# [EXERCISE DESCRIPTION]
Extract from the listing each line in which the word "document" appears.

Saved data entries
* * *

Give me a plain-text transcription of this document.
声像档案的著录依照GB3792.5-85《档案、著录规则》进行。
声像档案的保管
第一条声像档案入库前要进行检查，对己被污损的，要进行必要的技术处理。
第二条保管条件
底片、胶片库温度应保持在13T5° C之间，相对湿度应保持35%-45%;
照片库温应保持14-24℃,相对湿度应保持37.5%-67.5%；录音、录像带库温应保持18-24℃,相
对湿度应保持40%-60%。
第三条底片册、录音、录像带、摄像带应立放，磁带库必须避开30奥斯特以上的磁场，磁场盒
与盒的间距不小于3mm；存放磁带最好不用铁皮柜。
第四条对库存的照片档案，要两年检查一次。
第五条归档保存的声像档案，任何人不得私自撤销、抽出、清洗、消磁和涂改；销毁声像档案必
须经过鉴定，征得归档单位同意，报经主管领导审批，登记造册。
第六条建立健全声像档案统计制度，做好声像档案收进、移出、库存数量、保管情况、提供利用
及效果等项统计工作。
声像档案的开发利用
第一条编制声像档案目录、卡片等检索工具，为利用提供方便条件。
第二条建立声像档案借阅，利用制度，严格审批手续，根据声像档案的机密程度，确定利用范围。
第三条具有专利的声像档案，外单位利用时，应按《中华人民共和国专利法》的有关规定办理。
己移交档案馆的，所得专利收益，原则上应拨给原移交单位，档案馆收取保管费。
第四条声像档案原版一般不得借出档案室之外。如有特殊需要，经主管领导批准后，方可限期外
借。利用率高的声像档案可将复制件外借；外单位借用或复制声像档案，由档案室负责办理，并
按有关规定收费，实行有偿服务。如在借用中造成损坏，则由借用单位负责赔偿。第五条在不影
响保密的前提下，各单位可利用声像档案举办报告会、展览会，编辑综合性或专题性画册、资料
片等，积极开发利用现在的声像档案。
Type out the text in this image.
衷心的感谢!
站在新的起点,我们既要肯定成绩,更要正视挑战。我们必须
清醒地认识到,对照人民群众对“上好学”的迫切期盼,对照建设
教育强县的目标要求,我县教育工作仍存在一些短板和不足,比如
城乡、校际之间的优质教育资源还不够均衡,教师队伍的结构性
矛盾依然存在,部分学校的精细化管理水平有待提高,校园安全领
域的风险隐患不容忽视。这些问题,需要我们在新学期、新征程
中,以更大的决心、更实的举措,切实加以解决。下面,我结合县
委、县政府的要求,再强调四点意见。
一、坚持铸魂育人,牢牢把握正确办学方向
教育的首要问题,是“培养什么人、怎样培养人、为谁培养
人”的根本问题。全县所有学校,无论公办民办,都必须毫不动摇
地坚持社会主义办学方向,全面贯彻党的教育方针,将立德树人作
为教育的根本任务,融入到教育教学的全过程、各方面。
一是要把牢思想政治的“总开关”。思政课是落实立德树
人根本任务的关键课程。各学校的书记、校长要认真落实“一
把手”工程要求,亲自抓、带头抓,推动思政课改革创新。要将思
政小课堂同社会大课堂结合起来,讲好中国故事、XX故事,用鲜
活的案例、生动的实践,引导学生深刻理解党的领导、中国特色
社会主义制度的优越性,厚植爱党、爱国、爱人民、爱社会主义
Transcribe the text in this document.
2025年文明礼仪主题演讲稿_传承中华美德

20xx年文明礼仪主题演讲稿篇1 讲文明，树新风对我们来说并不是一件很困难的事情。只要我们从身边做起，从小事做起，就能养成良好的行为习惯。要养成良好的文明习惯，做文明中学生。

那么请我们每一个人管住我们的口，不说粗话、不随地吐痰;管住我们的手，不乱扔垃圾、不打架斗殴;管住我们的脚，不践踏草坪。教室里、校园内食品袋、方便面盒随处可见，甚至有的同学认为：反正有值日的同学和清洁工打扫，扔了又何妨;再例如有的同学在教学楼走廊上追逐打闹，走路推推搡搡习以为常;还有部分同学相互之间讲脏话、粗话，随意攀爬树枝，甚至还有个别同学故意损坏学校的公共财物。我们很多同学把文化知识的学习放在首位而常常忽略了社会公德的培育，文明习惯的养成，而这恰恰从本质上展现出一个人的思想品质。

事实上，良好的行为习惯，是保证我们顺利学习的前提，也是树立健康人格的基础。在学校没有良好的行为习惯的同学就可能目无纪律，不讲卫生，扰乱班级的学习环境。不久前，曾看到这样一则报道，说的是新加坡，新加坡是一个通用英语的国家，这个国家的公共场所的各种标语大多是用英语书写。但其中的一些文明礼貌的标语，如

* * *

# [WRITTEN ANSWER]
Give me a plain-text transcription of this document.
Transcribe the text in this document.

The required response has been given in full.